Read the lines below. Copy out any that hold the string "publication".
* begin Records for the exercise *
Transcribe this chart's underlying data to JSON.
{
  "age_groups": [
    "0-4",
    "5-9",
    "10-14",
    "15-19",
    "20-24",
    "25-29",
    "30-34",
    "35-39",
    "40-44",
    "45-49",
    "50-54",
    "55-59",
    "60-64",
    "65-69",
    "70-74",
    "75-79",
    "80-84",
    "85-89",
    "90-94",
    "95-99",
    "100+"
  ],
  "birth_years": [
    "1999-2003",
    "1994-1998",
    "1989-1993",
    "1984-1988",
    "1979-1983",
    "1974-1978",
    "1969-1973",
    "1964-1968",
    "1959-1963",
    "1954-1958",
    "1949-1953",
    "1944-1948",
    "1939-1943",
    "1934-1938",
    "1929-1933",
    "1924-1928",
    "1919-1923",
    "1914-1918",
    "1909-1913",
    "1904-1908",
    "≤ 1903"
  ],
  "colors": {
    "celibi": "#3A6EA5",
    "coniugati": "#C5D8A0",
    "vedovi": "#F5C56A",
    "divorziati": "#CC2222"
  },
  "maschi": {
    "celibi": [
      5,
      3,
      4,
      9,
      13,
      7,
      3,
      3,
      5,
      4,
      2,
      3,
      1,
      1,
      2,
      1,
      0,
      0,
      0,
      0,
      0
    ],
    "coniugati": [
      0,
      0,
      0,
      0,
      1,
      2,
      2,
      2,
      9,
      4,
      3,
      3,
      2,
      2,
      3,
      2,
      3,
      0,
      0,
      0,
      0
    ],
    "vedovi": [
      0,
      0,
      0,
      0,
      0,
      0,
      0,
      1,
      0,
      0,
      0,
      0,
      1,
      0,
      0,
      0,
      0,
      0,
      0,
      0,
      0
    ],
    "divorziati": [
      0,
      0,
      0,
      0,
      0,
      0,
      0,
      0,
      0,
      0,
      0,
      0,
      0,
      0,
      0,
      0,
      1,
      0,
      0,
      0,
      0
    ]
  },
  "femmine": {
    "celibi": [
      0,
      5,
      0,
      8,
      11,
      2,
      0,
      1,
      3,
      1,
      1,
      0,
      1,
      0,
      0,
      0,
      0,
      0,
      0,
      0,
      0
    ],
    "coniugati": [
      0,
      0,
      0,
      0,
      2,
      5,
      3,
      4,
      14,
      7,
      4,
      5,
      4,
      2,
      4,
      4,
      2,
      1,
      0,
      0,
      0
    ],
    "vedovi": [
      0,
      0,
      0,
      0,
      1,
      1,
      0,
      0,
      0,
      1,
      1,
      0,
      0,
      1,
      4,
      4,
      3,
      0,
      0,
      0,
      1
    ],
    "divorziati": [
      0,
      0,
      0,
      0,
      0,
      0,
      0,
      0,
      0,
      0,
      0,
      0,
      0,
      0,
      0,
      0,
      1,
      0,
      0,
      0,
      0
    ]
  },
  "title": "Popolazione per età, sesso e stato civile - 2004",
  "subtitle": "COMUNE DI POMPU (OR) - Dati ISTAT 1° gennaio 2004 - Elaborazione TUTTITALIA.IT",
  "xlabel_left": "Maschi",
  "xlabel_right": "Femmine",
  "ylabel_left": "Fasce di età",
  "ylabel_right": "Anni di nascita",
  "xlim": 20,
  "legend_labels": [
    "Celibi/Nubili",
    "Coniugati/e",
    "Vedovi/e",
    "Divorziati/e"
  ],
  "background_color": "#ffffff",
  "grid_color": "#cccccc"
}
* end Records for the exercise *
* begin Records for the exercise *
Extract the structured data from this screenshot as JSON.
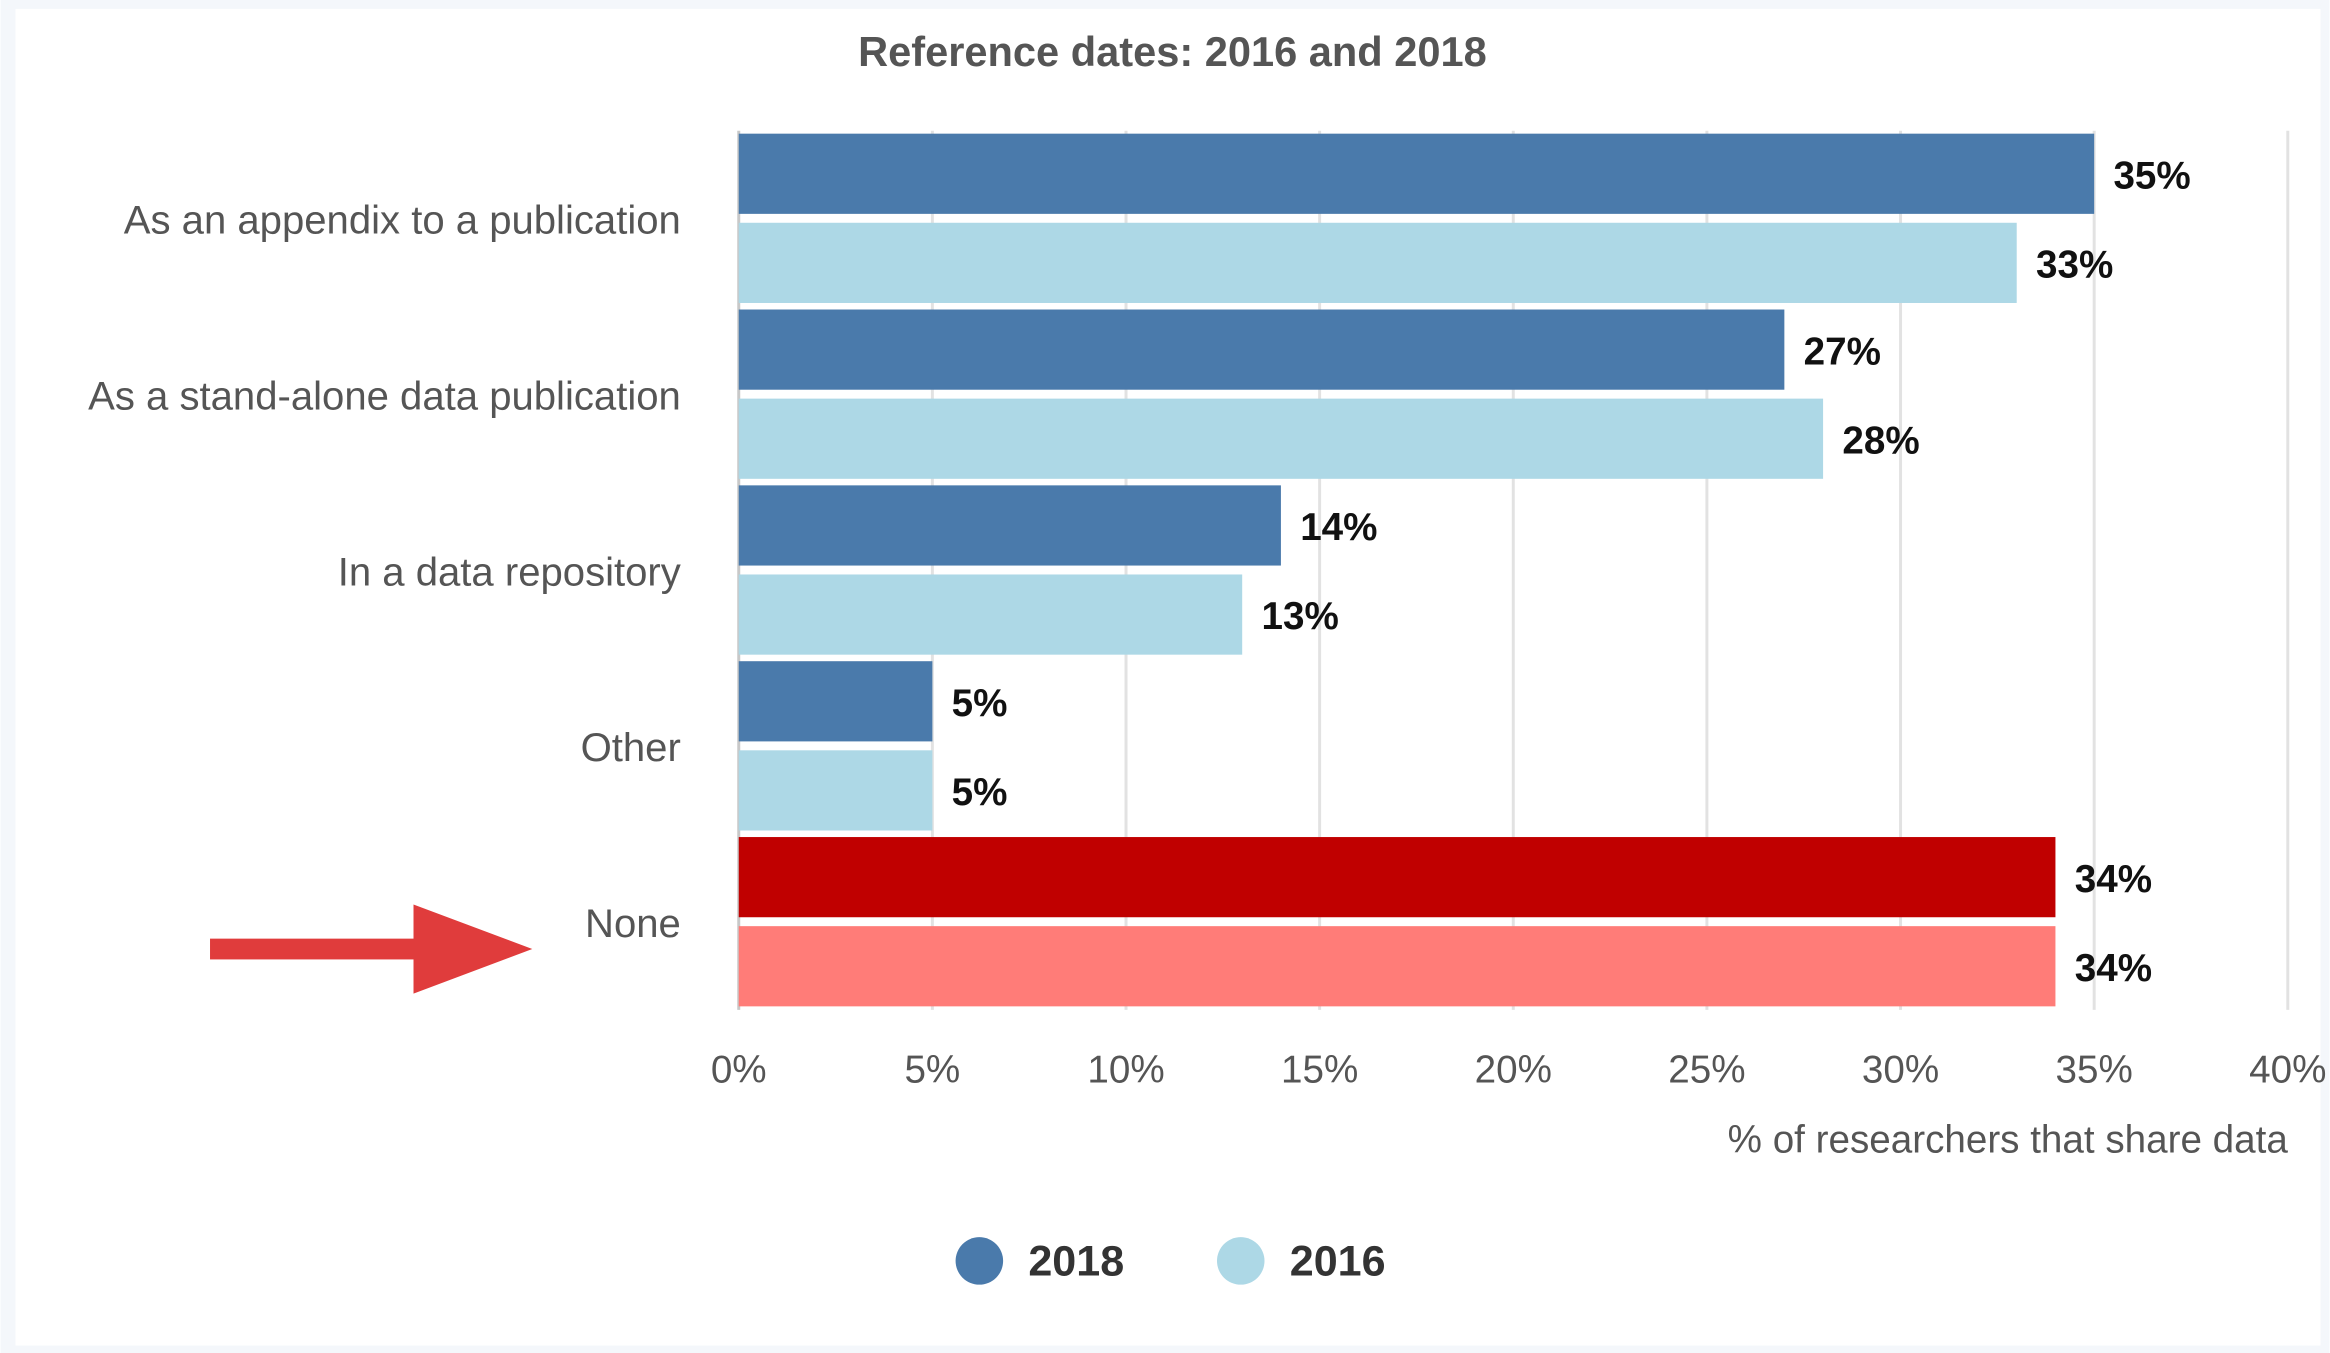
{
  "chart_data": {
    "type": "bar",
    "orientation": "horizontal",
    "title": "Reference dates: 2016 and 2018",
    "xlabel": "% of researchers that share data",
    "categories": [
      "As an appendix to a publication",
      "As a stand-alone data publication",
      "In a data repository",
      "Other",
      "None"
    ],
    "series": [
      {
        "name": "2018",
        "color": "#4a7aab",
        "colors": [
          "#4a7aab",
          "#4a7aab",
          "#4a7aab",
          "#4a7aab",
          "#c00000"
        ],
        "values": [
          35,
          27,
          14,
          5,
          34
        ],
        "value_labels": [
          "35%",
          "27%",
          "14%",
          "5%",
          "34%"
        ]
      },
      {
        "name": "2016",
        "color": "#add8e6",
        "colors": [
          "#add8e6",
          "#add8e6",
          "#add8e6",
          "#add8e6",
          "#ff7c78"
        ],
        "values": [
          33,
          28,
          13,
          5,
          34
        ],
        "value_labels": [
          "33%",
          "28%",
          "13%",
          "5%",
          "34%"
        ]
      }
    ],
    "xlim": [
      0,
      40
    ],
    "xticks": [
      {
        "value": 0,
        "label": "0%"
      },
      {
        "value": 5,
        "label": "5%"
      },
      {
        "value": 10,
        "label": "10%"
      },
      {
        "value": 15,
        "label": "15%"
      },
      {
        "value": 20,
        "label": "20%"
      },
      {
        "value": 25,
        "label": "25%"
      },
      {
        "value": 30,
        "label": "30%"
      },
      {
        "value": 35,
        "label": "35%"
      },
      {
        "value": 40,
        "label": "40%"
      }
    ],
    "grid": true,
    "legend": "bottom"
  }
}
* end Records for the exercise *
* begin Records for the exercise *
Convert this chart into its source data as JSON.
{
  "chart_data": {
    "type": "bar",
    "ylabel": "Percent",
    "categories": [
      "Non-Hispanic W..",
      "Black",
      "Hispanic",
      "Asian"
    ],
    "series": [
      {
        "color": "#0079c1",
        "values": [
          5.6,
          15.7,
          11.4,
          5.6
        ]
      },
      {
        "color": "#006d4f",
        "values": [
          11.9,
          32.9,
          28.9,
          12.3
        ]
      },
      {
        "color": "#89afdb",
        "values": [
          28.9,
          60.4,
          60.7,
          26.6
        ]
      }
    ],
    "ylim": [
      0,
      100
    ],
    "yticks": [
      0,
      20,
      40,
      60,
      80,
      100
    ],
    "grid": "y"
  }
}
* end Records for the exercise *
▸ **Answer to this problem**:
      "As an appendix to a publication",
      "As a stand-alone data publication",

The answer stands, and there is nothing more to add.